>>
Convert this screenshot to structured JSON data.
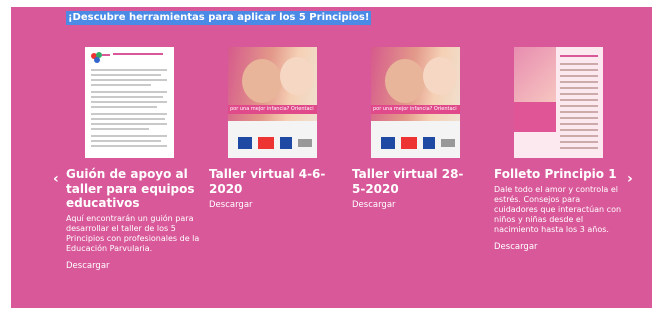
{
  "header": {
    "text": "¡Descubre herramientas para aplicar los 5 Principios!"
  },
  "nav": {
    "prev_glyph": "‹",
    "next_glyph": "›"
  },
  "cards": [
    {
      "title": "Guión de apoyo al taller para equipos educativos",
      "description": "Aquí encontrarán un guión para desarrollar el taller de los 5 Principios con profesionales de la Educación Parvularia.",
      "download": "Descargar",
      "thumb": "document-page"
    },
    {
      "title": "Taller virtual 4-6-2020",
      "description": "",
      "download": "Descargar",
      "thumb": "mother-baby-flyer",
      "thumb_text": "por una mejor infancia? Orientaci"
    },
    {
      "title": "Taller virtual 28-5-2020",
      "description": "",
      "download": "Descargar",
      "thumb": "mother-baby-flyer",
      "thumb_text": "por una mejor infancia? Orientaci"
    },
    {
      "title": "Folleto Principio 1",
      "description": "Dale todo el amor y controla el estrés. Consejos para cuidadores que interactúan con niños y niñas desde el nacimiento hasta los 3 años.",
      "download": "Descargar",
      "thumb": "brochure"
    }
  ],
  "colors": {
    "panel": "#d9589a",
    "header_highlight": "#4b8be6",
    "text": "#ffffff"
  }
}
<<
WHAT YOU HAVE TO DO:
Copy out the records above in full, exactly as written, but not the pictures.

RESPONSE:
Convert this screenshot to structured JSON data.
{
  "header": {
    "text": "¡Descubre herramientas para aplicar los 5 Principios!"
  },
  "nav": {
    "prev_glyph": "‹",
    "next_glyph": "›"
  },
  "cards": [
    {
      "title": "Guión de apoyo al taller para equipos educativos",
      "description": "Aquí encontrarán un guión para desarrollar el taller de los 5 Principios con profesionales de la Educación Parvularia.",
      "download": "Descargar",
      "thumb": "document-page"
    },
    {
      "title": "Taller virtual 4-6-2020",
      "description": "",
      "download": "Descargar",
      "thumb": "mother-baby-flyer",
      "thumb_text": "por una mejor infancia? Orientaci"
    },
    {
      "title": "Taller virtual 28-5-2020",
      "description": "",
      "download": "Descargar",
      "thumb": "mother-baby-flyer",
      "thumb_text": "por una mejor infancia? Orientaci"
    },
    {
      "title": "Folleto Principio 1",
      "description": "Dale todo el amor y controla el estrés. Consejos para cuidadores que interactúan con niños y niñas desde el nacimiento hasta los 3 años.",
      "download": "Descargar",
      "thumb": "brochure"
    }
  ],
  "colors": {
    "panel": "#d9589a",
    "header_highlight": "#4b8be6",
    "text": "#ffffff"
  }
}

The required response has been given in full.